_Objective:_ Collect all lines containing the word "arrêts" from the data.

_Data:_
"""

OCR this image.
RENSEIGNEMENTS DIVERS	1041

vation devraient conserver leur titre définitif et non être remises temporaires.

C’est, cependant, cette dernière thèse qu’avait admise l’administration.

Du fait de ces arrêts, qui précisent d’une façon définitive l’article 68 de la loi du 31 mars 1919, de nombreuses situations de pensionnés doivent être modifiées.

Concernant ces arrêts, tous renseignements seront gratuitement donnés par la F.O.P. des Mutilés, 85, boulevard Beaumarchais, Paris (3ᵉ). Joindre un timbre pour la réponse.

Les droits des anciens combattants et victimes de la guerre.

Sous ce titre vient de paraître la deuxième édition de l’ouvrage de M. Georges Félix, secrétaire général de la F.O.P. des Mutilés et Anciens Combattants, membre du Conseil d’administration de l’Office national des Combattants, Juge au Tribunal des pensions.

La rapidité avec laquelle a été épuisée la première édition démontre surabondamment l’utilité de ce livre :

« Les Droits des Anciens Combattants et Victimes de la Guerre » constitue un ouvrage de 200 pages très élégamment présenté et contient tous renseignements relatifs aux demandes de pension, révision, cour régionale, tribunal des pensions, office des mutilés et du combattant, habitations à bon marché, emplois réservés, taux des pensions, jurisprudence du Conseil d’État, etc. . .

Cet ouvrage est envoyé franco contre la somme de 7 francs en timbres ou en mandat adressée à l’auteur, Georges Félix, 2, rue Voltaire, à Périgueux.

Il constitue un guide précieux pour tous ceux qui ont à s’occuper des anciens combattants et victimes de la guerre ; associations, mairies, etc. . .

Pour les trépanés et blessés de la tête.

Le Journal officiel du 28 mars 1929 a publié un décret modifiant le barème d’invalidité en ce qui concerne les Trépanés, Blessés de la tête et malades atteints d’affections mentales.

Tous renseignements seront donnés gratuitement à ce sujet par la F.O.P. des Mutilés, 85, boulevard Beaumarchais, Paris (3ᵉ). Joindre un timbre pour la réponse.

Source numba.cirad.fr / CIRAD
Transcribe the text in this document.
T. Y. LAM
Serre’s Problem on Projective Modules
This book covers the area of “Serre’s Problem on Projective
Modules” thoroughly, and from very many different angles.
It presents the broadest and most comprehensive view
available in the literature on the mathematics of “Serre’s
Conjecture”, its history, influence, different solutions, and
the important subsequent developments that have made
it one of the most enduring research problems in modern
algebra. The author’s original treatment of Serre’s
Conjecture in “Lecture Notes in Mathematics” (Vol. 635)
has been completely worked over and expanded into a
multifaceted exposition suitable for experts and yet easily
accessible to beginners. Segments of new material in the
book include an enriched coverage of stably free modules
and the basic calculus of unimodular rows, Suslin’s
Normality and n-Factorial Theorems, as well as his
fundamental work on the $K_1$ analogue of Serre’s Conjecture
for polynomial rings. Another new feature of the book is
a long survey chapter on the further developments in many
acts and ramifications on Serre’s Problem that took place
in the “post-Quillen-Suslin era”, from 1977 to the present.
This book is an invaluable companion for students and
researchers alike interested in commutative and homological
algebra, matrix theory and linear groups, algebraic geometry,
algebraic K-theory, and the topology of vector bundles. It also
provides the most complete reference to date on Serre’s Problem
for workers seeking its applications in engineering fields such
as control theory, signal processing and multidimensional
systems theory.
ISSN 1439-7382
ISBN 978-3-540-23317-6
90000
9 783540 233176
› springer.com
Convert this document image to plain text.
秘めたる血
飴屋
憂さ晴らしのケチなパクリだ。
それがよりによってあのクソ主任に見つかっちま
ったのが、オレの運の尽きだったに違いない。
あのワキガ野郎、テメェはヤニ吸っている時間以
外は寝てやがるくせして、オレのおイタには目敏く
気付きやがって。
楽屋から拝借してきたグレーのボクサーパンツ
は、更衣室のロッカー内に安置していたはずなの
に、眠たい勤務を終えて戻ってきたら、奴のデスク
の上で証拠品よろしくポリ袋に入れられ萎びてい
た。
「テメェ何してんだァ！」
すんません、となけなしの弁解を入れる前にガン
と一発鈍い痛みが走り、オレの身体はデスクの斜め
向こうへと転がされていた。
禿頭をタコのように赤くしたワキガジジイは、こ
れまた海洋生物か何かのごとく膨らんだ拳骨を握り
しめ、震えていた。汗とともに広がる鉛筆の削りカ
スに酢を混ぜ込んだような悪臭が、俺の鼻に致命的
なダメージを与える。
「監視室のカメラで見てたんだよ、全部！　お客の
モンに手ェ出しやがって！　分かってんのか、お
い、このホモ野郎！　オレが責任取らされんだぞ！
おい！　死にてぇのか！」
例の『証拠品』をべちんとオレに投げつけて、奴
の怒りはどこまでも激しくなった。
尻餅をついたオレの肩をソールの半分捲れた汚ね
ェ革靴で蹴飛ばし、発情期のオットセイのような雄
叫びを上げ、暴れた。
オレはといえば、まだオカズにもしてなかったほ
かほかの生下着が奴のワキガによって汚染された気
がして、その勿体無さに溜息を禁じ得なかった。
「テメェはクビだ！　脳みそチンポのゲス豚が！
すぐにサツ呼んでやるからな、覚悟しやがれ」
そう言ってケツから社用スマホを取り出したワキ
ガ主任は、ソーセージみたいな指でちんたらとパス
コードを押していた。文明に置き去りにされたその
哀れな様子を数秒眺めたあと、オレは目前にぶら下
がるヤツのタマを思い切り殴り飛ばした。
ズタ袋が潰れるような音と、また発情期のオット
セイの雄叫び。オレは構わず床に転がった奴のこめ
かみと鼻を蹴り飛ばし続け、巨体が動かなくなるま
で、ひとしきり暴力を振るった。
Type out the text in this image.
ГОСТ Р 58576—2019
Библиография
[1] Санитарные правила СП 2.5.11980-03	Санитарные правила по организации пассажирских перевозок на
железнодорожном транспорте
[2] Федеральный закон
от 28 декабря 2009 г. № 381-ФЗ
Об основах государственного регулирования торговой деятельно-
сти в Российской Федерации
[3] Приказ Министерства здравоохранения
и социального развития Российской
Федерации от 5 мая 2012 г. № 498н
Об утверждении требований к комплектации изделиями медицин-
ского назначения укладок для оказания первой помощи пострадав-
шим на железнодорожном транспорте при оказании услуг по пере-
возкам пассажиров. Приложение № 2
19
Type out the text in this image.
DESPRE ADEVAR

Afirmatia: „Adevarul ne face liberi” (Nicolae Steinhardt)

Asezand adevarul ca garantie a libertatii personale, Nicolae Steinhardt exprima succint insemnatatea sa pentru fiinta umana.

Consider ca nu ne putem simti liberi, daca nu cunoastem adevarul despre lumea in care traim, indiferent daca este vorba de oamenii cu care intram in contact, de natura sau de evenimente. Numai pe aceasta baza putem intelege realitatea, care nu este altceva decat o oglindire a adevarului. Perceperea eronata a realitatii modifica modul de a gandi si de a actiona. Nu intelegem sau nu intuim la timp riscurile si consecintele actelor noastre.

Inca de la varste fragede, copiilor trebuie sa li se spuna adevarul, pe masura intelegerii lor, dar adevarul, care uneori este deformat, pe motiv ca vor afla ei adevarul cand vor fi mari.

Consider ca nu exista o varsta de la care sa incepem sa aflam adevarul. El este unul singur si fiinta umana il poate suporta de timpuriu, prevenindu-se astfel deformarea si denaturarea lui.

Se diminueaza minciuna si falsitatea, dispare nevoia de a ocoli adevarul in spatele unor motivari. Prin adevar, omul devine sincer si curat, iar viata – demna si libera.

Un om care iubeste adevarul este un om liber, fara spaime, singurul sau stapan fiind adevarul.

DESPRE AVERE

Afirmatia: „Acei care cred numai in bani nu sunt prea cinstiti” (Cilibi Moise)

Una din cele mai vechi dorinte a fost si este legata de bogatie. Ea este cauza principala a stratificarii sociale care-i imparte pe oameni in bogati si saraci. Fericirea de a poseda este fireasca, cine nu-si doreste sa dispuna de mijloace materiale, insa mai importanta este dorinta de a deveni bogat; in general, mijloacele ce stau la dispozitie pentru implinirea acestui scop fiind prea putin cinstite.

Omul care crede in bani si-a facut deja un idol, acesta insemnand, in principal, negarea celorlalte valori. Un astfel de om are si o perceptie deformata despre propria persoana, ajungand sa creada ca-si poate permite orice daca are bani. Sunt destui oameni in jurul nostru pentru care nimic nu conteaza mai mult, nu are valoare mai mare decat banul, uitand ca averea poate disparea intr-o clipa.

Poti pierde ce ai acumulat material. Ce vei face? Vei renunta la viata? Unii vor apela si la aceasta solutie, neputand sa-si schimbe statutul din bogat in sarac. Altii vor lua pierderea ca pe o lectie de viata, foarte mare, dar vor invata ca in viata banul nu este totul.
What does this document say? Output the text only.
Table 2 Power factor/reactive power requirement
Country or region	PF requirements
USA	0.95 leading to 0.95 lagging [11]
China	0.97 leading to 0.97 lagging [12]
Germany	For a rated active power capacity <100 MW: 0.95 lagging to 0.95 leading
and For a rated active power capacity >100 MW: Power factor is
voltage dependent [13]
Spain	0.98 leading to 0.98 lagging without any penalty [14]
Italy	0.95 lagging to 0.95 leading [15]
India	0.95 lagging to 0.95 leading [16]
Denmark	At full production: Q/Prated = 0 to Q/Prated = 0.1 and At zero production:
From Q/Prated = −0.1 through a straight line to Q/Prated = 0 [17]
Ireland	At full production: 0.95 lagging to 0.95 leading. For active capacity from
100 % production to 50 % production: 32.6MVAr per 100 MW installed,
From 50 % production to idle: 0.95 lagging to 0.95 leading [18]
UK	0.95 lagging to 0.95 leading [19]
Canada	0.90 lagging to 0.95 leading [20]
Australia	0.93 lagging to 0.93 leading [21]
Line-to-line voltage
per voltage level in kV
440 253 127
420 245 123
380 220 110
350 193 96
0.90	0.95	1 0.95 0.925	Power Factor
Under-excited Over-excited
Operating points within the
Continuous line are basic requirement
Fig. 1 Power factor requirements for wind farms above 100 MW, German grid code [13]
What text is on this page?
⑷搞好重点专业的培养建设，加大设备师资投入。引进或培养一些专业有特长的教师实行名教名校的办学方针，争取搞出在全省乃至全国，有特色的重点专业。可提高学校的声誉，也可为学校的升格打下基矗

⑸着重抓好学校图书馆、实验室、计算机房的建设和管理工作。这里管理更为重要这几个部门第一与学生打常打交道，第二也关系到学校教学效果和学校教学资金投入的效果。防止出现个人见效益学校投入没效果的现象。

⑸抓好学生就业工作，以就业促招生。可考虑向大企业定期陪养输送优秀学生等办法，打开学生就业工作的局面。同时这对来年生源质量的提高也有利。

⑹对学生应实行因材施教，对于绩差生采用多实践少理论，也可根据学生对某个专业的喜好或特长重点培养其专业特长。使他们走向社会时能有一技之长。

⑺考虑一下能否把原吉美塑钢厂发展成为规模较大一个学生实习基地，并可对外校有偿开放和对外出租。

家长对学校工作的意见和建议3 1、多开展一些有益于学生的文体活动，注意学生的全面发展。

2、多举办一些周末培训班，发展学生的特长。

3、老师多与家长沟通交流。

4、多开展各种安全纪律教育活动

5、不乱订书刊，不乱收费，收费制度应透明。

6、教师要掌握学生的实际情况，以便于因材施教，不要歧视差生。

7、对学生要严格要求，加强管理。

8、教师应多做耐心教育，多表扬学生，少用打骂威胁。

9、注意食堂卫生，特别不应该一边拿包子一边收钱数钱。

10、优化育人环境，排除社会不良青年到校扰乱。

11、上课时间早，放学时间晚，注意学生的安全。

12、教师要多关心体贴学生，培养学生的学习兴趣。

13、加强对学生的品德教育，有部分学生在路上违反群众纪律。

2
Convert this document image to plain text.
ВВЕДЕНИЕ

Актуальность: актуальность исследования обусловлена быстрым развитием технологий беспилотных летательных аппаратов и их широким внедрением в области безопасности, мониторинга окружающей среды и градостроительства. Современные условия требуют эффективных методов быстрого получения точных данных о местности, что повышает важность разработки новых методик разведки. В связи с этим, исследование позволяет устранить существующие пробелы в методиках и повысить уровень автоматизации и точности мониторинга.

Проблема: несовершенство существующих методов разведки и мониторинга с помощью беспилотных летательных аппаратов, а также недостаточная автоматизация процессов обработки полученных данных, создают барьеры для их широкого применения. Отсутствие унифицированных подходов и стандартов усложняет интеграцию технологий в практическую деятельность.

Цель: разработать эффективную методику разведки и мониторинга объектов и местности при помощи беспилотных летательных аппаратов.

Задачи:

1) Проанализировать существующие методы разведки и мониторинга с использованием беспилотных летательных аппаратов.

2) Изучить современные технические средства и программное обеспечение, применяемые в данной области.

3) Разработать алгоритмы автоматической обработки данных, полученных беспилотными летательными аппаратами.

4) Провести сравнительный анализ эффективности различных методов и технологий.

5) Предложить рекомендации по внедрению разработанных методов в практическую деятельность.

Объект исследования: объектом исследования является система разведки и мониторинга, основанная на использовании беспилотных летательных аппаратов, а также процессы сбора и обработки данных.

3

"""

_Exercise answer:_
Du fait de ces arrêts, qui précisent d’une façon définitive l’article 68 de la loi du 31 mars 1919, de nombreuses situations de pensionnés doivent être modifiées.
Concernant ces arrêts, tous renseignements seront gratuitement donnés par la F.O.P. des Mutilés, 85, boulevard Beaumarchais, Paris (3ᵉ). Joindre un timbre pour la réponse.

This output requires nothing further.